Task statement.
Your task is to copy the material exactly.

Records for this task.
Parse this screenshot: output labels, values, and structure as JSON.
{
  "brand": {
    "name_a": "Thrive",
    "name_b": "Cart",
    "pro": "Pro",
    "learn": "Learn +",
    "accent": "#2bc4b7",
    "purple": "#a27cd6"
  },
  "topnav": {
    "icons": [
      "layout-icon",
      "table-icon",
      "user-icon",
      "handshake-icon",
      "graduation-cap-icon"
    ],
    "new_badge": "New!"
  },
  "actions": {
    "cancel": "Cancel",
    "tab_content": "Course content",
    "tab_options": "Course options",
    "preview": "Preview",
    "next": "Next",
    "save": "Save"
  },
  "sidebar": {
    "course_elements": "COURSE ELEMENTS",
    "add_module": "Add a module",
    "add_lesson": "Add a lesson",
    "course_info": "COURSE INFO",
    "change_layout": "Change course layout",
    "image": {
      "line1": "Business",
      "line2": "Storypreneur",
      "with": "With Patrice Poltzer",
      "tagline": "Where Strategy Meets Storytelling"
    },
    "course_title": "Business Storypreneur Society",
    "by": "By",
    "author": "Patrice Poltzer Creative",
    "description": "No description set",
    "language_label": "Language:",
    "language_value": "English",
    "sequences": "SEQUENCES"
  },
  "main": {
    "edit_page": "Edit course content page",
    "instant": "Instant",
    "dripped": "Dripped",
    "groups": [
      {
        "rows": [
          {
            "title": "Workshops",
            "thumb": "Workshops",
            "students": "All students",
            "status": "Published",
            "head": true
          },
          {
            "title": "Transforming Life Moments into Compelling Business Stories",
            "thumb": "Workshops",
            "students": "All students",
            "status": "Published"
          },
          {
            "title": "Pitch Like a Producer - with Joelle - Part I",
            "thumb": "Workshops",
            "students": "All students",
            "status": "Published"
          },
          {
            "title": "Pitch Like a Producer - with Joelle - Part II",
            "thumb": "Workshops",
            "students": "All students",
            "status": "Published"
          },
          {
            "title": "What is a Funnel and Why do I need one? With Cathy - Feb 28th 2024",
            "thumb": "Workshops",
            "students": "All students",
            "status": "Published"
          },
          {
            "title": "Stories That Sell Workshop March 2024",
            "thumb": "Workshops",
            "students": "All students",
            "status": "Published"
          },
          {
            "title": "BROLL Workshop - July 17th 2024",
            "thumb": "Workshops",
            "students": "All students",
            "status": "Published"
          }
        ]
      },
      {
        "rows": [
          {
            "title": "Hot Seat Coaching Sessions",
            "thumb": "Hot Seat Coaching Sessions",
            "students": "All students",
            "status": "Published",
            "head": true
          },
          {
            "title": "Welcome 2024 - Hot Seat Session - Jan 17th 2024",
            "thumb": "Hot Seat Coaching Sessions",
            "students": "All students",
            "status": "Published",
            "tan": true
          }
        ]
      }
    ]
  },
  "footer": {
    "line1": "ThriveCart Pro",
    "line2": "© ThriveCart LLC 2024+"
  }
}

Solution below.
Parse this screenshot: output labels, values, and structure as JSON.
{
  "brand": {
    "name_a": "Thrive",
    "name_b": "Cart",
    "pro": "Pro",
    "learn": "Learn +",
    "accent": "#2bc4b7",
    "purple": "#a27cd6"
  },
  "topnav": {
    "icons": [
      "layout-icon",
      "table-icon",
      "user-icon",
      "handshake-icon",
      "graduation-cap-icon"
    ],
    "new_badge": "New!"
  },
  "actions": {
    "cancel": "Cancel",
    "tab_content": "Course content",
    "tab_options": "Course options",
    "preview": "Preview",
    "next": "Next",
    "save": "Save"
  },
  "sidebar": {
    "course_elements": "COURSE ELEMENTS",
    "add_module": "Add a module",
    "add_lesson": "Add a lesson",
    "course_info": "COURSE INFO",
    "change_layout": "Change course layout",
    "image": {
      "line1": "Business",
      "line2": "Storypreneur",
      "with": "With Patrice Poltzer",
      "tagline": "Where Strategy Meets Storytelling"
    },
    "course_title": "Business Storypreneur Society",
    "by": "By",
    "author": "Patrice Poltzer Creative",
    "description": "No description set",
    "language_label": "Language:",
    "language_value": "English",
    "sequences": "SEQUENCES"
  },
  "main": {
    "edit_page": "Edit course content page",
    "instant": "Instant",
    "dripped": "Dripped",
    "groups": [
      {
        "rows": [
          {
            "title": "Workshops",
            "thumb": "Workshops",
            "students": "All students",
            "status": "Published",
            "head": true
          },
          {
            "title": "Transforming Life Moments into Compelling Business Stories",
            "thumb": "Workshops",
            "students": "All students",
            "status": "Published"
          },
          {
            "title": "Pitch Like a Producer - with Joelle - Part I",
            "thumb": "Workshops",
            "students": "All students",
            "status": "Published"
          },
          {
            "title": "Pitch Like a Producer - with Joelle - Part II",
            "thumb": "Workshops",
            "students": "All students",
            "status": "Published"
          },
          {
            "title": "What is a Funnel and Why do I need one? With Cathy - Feb 28th 2024",
            "thumb": "Workshops",
            "students": "All students",
            "status": "Published"
          },
          {
            "title": "Stories That Sell Workshop March 2024",
            "thumb": "Workshops",
            "students": "All students",
            "status": "Published"
          },
          {
            "title": "BROLL Workshop - July 17th 2024",
            "thumb": "Workshops",
            "students": "All students",
            "status": "Published"
          }
        ]
      },
      {
        "rows": [
          {
            "title": "Hot Seat Coaching Sessions",
            "thumb": "Hot Seat Coaching Sessions",
            "students": "All students",
            "status": "Published",
            "head": true
          },
          {
            "title": "Welcome 2024 - Hot Seat Session - Jan 17th 2024",
            "thumb": "Hot Seat Coaching Sessions",
            "students": "All students",
            "status": "Published",
            "tan": true
          }
        ]
      }
    ]
  },
  "footer": {
    "line1": "ThriveCart Pro",
    "line2": "© ThriveCart LLC 2024+"
  }
}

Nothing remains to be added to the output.